## Exercise requirements
Copy out the entire email about the missing @Consumes annotation, word for word.

## Excerpt
---
Hi Benson
Ideally @Consumes is specified, but it is not strictly required.
If it is not then providers will be asked in turn if they can
handle reading into a given object,
JAXBElementProvider will say yes if its class is XmlRootElement
annotated/etc.
In your case, it is a form submission, so given that no @Consumes is set,
all providers are checking the bean and just don't accept it.You can add a
@FormParam("") annotatation and it will fix it.
Adding @Consumes(MediaType.APPLICATION_FORM_URLENCODED) should've fixed it
too, but it won't, unless you use MultivaluedMap as a method parameter.
Would make sense enhancing a form provider a bit - will look into it a bit
later
Sergey
On Sun, Apr 17, 2011 at 10:40 PM, Benson Margulies <[email protected]>wrote:
> I am really not understanding why the page of examples shows a
> function that takes a single bean argument and has @POST on it. Is the
> idea here that someone would POST with content-type, oh, XML?
>
> On Sun, Apr 17, 2011 at 5:25 PM, Benson Margulies <[email protected]>
> wrote:
> > So, using some jquery magic, I'm sending a POST, and getting back a
> > 415. I have no @Consumes annotation at all. I've specified a bean as
> > the parameter to the method, on the theory that the form params will
> > be reflected into the bean. How many things have I got wrong here?
---
Data extracted from a collection
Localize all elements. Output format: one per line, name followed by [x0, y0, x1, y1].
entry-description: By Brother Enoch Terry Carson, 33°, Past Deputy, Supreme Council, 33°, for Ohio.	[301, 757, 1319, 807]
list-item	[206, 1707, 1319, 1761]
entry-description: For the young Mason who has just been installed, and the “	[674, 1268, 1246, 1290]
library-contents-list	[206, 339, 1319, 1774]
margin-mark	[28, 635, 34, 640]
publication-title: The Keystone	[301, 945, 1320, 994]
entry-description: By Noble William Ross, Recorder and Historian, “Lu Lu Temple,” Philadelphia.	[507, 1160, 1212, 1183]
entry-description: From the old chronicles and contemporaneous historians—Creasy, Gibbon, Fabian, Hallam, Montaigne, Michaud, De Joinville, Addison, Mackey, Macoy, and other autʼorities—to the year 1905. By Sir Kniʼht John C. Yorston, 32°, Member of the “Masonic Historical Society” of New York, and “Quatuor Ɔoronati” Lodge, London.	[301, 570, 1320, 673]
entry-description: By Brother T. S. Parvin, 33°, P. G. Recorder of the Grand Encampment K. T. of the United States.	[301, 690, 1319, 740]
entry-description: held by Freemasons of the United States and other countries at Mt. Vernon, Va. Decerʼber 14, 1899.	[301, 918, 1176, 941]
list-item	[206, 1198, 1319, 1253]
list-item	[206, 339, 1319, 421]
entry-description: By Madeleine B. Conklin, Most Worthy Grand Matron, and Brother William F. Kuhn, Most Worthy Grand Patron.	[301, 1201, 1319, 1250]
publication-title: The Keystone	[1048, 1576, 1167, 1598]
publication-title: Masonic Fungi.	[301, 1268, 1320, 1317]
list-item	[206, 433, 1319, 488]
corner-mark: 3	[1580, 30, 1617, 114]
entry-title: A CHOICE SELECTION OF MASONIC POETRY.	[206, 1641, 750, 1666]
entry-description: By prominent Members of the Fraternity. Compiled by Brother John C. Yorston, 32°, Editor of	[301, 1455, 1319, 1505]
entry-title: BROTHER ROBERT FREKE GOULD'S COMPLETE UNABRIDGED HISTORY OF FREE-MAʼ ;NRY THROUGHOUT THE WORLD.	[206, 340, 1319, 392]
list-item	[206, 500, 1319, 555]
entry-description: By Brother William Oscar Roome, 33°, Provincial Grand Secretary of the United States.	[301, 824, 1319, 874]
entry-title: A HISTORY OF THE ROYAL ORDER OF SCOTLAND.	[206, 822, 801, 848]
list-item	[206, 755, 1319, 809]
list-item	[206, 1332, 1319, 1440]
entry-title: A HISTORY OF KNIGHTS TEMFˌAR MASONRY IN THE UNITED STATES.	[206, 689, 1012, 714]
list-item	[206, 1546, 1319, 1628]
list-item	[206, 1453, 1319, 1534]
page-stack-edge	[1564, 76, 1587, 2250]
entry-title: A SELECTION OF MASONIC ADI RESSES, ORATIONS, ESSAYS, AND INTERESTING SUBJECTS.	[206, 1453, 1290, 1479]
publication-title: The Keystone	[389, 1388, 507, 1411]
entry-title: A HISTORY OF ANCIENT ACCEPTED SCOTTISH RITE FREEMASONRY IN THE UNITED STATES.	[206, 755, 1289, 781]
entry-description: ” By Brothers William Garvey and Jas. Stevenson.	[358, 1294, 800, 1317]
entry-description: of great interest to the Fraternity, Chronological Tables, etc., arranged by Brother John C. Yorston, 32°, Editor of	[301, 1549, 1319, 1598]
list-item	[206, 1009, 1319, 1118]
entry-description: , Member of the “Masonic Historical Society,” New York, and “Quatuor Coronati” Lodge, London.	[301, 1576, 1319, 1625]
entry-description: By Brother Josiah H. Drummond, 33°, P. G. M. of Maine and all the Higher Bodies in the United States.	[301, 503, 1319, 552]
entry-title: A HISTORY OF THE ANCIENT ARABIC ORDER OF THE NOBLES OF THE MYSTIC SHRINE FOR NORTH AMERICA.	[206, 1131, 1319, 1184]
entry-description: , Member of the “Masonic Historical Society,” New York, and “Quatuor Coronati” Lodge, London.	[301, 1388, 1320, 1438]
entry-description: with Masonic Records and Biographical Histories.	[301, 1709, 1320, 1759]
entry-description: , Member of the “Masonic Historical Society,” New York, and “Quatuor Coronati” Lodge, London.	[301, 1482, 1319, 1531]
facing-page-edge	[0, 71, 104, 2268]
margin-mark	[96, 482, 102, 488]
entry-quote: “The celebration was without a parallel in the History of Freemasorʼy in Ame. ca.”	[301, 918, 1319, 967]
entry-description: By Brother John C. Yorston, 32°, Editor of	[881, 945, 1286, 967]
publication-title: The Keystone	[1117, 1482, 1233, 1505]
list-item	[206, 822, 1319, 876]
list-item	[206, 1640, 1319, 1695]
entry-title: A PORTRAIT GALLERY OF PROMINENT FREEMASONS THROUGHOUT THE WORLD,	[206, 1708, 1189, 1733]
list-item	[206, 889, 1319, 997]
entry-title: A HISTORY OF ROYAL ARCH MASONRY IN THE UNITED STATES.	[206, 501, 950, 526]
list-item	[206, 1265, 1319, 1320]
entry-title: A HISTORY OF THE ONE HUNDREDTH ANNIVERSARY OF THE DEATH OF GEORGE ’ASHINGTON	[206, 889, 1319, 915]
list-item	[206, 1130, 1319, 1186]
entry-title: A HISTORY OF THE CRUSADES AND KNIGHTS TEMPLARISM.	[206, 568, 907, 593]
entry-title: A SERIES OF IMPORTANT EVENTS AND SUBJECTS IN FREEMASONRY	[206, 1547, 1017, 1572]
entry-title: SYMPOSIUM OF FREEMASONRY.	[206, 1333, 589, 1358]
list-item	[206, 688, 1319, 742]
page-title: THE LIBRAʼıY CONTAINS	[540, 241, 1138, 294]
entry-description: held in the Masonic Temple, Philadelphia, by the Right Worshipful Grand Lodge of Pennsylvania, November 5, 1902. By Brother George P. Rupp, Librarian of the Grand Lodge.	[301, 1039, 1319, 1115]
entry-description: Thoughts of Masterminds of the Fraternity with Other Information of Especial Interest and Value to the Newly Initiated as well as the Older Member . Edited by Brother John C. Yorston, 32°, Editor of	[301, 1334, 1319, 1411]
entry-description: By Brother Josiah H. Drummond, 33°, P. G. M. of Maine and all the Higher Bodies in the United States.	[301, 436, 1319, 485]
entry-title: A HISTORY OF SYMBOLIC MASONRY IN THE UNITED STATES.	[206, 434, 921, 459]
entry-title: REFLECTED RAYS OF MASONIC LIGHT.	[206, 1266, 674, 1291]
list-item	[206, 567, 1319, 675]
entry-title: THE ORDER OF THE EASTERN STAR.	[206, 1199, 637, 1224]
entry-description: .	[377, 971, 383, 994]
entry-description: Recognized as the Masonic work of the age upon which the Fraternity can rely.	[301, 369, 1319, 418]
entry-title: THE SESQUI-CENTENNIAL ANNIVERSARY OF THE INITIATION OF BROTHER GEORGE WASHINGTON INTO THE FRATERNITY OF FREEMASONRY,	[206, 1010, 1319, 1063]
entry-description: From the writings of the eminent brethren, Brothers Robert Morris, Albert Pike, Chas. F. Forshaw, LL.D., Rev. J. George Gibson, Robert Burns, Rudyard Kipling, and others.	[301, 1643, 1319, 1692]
---
## Answer
Hi Benson
Ideally @Consumes is specified, but it is not strictly required.
If it is not then providers will be asked in turn if they can
handle reading into a given object,
JAXBElementProvider will say yes if its class is XmlRootElement
annotated/etc.
In your case, it is a form submission, so given that no @Consumes is set,
all providers are checking the bean and just don't accept it.You can add a
@FormParam("") annotatation and it will fix it.
Adding @Consumes(MediaType.APPLICATION_FORM_URLENCODED) should've fixed it
too, but it won't, unless you use MultivaluedMap as a method parameter.
Would make sense enhancing a form provider a bit - will look into it a bit
later
Sergey
On Sun, Apr 17, 2011 at 10:40 PM, Benson Margulies <[email protected]>wrote:
> I am really not understanding why the page of examples shows a
> function that takes a single bean argument and has @POST on it. Is the
> idea here that someone would POST with content-type, oh, XML?
>
> On Sun, Apr 17, 2011 at 5:25 PM, Benson Margulies <[email protected]>
> wrote:
> > So, using some jquery magic, I'm sending a POST, and getting back a
> > 415. I have no @Consumes annotation at all. I've specified a bean as
> > the parameter to the method, on the theory that the form params will
> > be reflected into the bean. How many things have I got wrong here?